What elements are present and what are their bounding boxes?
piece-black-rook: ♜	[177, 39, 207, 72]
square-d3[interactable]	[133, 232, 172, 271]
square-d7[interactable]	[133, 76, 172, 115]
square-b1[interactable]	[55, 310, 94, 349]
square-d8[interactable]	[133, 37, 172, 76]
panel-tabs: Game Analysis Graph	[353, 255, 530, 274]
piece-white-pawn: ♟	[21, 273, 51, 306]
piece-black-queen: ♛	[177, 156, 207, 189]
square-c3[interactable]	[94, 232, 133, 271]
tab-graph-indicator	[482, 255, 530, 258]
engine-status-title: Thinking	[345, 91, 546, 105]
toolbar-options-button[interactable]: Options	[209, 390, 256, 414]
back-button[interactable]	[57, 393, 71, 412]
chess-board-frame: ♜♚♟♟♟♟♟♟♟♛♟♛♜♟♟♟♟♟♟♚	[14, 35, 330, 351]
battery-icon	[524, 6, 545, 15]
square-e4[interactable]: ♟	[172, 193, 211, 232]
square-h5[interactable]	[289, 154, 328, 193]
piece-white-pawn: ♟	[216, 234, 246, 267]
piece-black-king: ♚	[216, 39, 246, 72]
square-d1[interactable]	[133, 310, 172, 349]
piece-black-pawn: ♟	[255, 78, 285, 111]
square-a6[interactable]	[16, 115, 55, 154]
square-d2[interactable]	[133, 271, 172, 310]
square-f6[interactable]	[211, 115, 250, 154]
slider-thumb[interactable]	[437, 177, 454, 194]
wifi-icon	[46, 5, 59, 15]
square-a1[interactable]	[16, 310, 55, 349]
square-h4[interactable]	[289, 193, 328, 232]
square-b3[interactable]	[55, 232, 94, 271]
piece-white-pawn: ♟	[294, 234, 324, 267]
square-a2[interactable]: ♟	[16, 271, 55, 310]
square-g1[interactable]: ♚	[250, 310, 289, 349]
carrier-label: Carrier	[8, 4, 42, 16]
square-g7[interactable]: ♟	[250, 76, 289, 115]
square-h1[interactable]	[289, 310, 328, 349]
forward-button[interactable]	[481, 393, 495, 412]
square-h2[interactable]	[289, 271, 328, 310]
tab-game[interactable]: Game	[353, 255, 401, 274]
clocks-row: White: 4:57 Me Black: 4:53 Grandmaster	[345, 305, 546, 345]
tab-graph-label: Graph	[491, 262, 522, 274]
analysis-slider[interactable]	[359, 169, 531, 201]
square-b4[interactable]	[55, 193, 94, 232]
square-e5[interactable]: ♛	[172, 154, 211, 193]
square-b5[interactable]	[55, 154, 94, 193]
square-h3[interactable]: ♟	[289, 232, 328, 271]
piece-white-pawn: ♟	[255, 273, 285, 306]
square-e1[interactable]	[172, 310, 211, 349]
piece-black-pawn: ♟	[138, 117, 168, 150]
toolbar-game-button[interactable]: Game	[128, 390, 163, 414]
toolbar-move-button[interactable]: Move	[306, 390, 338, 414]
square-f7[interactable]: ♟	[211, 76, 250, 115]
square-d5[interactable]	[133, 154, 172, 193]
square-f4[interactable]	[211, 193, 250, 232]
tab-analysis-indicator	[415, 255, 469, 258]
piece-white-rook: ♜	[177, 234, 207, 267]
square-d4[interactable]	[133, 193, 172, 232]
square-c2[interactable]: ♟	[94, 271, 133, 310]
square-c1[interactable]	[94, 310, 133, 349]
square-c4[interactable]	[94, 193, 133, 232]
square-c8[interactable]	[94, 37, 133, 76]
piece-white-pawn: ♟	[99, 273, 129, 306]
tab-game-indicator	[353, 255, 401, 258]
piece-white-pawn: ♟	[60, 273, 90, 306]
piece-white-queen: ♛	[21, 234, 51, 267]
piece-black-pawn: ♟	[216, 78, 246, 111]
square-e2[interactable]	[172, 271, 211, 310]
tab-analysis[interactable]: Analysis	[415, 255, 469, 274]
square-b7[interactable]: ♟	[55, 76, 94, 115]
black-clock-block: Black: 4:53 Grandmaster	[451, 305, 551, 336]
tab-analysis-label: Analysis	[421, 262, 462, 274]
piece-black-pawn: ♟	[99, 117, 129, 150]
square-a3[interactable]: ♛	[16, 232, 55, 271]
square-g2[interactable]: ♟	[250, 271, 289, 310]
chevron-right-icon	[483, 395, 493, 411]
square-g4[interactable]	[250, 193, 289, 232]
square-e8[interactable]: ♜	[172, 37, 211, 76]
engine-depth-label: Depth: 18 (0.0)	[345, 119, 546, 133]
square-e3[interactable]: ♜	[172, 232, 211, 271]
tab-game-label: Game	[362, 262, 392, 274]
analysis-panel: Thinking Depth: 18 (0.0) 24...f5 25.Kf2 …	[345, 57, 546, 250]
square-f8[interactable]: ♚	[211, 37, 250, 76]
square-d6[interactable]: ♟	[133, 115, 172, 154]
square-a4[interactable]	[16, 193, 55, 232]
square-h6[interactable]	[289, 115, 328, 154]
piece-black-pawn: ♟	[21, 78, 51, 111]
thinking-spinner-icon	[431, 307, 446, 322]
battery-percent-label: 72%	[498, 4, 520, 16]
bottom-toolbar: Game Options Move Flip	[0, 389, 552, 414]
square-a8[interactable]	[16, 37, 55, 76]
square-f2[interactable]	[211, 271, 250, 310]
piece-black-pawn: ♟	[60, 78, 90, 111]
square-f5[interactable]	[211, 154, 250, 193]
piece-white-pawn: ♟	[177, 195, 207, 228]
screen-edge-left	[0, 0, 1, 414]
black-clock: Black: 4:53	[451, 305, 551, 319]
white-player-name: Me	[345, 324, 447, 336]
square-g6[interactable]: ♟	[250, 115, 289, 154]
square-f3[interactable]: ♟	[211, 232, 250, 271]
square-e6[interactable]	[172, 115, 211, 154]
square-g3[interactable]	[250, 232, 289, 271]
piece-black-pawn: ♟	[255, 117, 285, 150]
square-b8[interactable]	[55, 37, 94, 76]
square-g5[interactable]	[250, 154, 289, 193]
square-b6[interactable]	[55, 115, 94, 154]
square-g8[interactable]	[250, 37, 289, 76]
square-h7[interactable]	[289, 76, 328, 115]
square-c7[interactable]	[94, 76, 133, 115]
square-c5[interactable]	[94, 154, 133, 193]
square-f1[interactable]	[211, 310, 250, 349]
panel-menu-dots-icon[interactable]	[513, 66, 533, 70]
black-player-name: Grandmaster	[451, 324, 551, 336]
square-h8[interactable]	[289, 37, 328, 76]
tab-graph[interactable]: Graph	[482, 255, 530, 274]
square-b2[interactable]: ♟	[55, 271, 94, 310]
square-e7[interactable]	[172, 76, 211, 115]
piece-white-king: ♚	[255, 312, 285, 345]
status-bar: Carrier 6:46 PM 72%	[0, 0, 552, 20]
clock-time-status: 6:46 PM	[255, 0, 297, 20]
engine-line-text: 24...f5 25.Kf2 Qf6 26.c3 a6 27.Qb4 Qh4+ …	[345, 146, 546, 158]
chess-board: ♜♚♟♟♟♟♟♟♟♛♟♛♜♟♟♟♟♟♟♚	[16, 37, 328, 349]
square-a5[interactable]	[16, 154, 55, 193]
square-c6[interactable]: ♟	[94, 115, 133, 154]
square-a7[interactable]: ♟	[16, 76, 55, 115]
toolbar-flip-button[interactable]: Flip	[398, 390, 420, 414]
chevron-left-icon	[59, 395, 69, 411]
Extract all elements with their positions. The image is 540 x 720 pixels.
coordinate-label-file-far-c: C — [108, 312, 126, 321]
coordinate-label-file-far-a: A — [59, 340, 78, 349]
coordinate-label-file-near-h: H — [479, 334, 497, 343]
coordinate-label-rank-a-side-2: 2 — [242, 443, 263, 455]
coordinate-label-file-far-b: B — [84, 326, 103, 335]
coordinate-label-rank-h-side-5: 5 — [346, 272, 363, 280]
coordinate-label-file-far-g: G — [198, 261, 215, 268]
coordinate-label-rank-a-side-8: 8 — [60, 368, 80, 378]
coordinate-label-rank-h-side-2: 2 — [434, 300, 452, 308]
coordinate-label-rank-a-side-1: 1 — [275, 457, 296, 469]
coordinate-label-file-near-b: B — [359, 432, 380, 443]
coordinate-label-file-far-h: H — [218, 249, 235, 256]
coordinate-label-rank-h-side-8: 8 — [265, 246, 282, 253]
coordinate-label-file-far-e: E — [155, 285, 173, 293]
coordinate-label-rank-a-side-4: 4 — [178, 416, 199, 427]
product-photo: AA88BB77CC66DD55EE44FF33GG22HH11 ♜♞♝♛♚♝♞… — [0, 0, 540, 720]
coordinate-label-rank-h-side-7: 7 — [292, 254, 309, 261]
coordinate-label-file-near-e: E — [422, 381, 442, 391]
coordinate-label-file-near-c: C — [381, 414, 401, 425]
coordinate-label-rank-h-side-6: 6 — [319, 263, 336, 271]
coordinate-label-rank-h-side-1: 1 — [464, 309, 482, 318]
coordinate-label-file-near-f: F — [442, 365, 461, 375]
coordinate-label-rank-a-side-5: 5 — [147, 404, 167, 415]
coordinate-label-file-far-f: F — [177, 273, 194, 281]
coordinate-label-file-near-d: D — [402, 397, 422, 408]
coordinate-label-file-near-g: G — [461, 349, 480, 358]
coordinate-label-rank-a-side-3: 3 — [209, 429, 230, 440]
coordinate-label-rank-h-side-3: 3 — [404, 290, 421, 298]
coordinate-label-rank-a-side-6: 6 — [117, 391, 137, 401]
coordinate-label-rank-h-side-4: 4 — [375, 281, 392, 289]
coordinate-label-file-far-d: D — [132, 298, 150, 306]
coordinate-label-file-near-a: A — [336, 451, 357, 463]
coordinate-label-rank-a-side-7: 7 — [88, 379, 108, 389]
§
* **To do**: How many of the lines above contain the word "their"? Case counts. Reply with only the number.

* **Answer to this task**: 2